TASK INPUT:

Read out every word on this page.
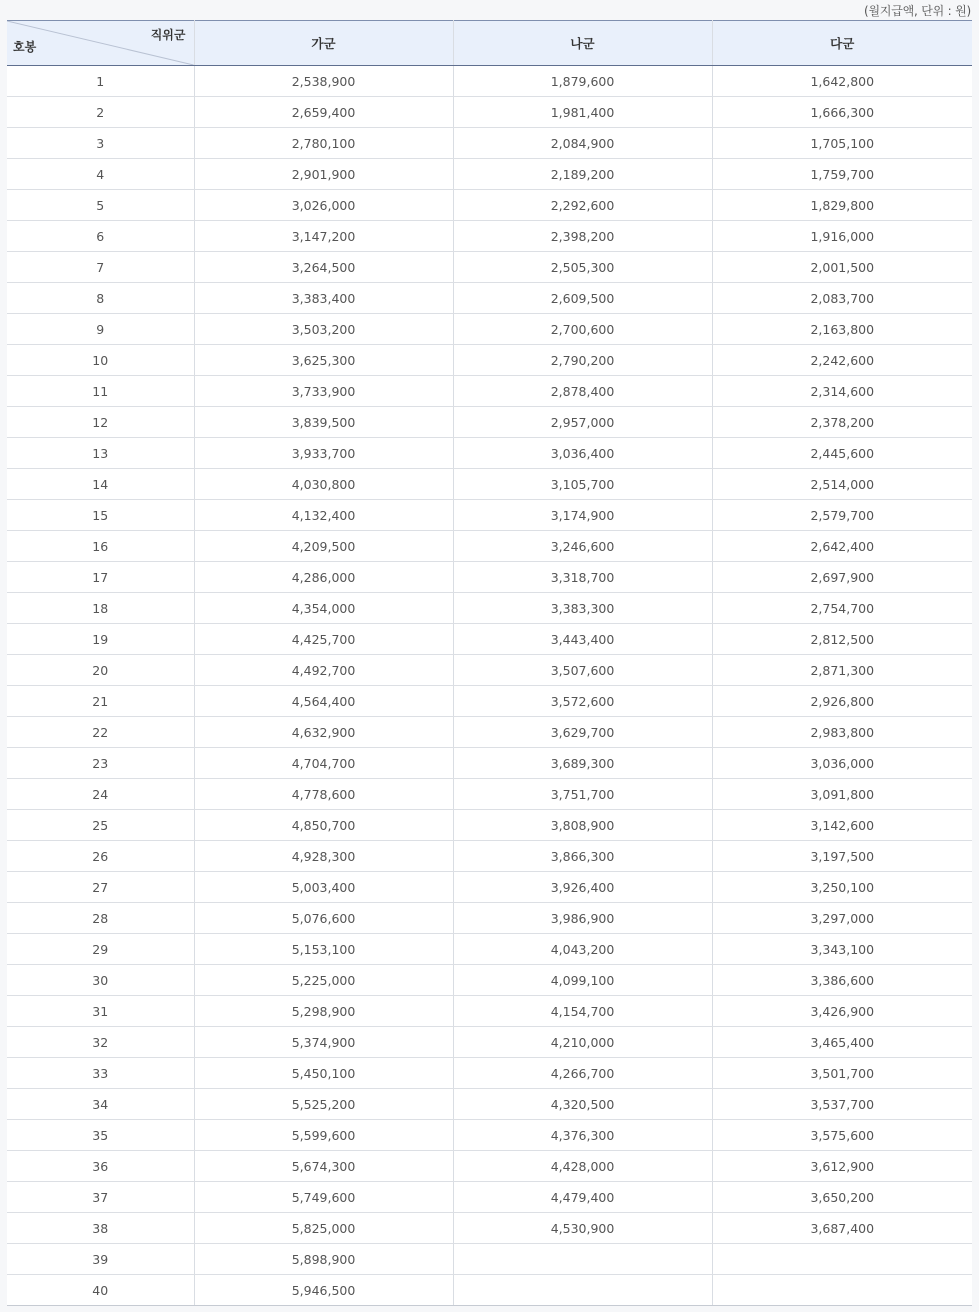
(월지급액, 단위 : 원)
직위군
호봉	가군	나군	다군
1	2,538,900	1,879,600	1,642,800
2	2,659,400	1,981,400	1,666,300
3	2,780,100	2,084,900	1,705,100
4	2,901,900	2,189,200	1,759,700
5	3,026,000	2,292,600	1,829,800
6	3,147,200	2,398,200	1,916,000
7	3,264,500	2,505,300	2,001,500
8	3,383,400	2,609,500	2,083,700
9	3,503,200	2,700,600	2,163,800
10	3,625,300	2,790,200	2,242,600
11	3,733,900	2,878,400	2,314,600
12	3,839,500	2,957,000	2,378,200
13	3,933,700	3,036,400	2,445,600
14	4,030,800	3,105,700	2,514,000
15	4,132,400	3,174,900	2,579,700
16	4,209,500	3,246,600	2,642,400
17	4,286,000	3,318,700	2,697,900
18	4,354,000	3,383,300	2,754,700
19	4,425,700	3,443,400	2,812,500
20	4,492,700	3,507,600	2,871,300
21	4,564,400	3,572,600	2,926,800
22	4,632,900	3,629,700	2,983,800
23	4,704,700	3,689,300	3,036,000
24	4,778,600	3,751,700	3,091,800
25	4,850,700	3,808,900	3,142,600
26	4,928,300	3,866,300	3,197,500
27	5,003,400	3,926,400	3,250,100
28	5,076,600	3,986,900	3,297,000
29	5,153,100	4,043,200	3,343,100
30	5,225,000	4,099,100	3,386,600
31	5,298,900	4,154,700	3,426,900
32	5,374,900	4,210,000	3,465,400
33	5,450,100	4,266,700	3,501,700
34	5,525,200	4,320,500	3,537,700
35	5,599,600	4,376,300	3,575,600
36	5,674,300	4,428,000	3,612,900
37	5,749,600	4,479,400	3,650,200
38	5,825,000	4,530,900	3,687,400
39	5,898,900		
40	5,946,500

SET EXERCISE:
Write the records above out again exactly, with no pictures in your copy.

SOLUTION FOR THIS EXERCISE:
Read out every word on this page.
(월지급액, 단위 : 원)
직위군
호봉	가군	나군	다군
1	2,538,900	1,879,600	1,642,800
2	2,659,400	1,981,400	1,666,300
3	2,780,100	2,084,900	1,705,100
4	2,901,900	2,189,200	1,759,700
5	3,026,000	2,292,600	1,829,800
6	3,147,200	2,398,200	1,916,000
7	3,264,500	2,505,300	2,001,500
8	3,383,400	2,609,500	2,083,700
9	3,503,200	2,700,600	2,163,800
10	3,625,300	2,790,200	2,242,600
11	3,733,900	2,878,400	2,314,600
12	3,839,500	2,957,000	2,378,200
13	3,933,700	3,036,400	2,445,600
14	4,030,800	3,105,700	2,514,000
15	4,132,400	3,174,900	2,579,700
16	4,209,500	3,246,600	2,642,400
17	4,286,000	3,318,700	2,697,900
18	4,354,000	3,383,300	2,754,700
19	4,425,700	3,443,400	2,812,500
20	4,492,700	3,507,600	2,871,300
21	4,564,400	3,572,600	2,926,800
22	4,632,900	3,629,700	2,983,800
23	4,704,700	3,689,300	3,036,000
24	4,778,600	3,751,700	3,091,800
25	4,850,700	3,808,900	3,142,600
26	4,928,300	3,866,300	3,197,500
27	5,003,400	3,926,400	3,250,100
28	5,076,600	3,986,900	3,297,000
29	5,153,100	4,043,200	3,343,100
30	5,225,000	4,099,100	3,386,600
31	5,298,900	4,154,700	3,426,900
32	5,374,900	4,210,000	3,465,400
33	5,450,100	4,266,700	3,501,700
34	5,525,200	4,320,500	3,537,700
35	5,599,600	4,376,300	3,575,600
36	5,674,300	4,428,000	3,612,900
37	5,749,600	4,479,400	3,650,200
38	5,825,000	4,530,900	3,687,400
39	5,898,900		
40	5,946,500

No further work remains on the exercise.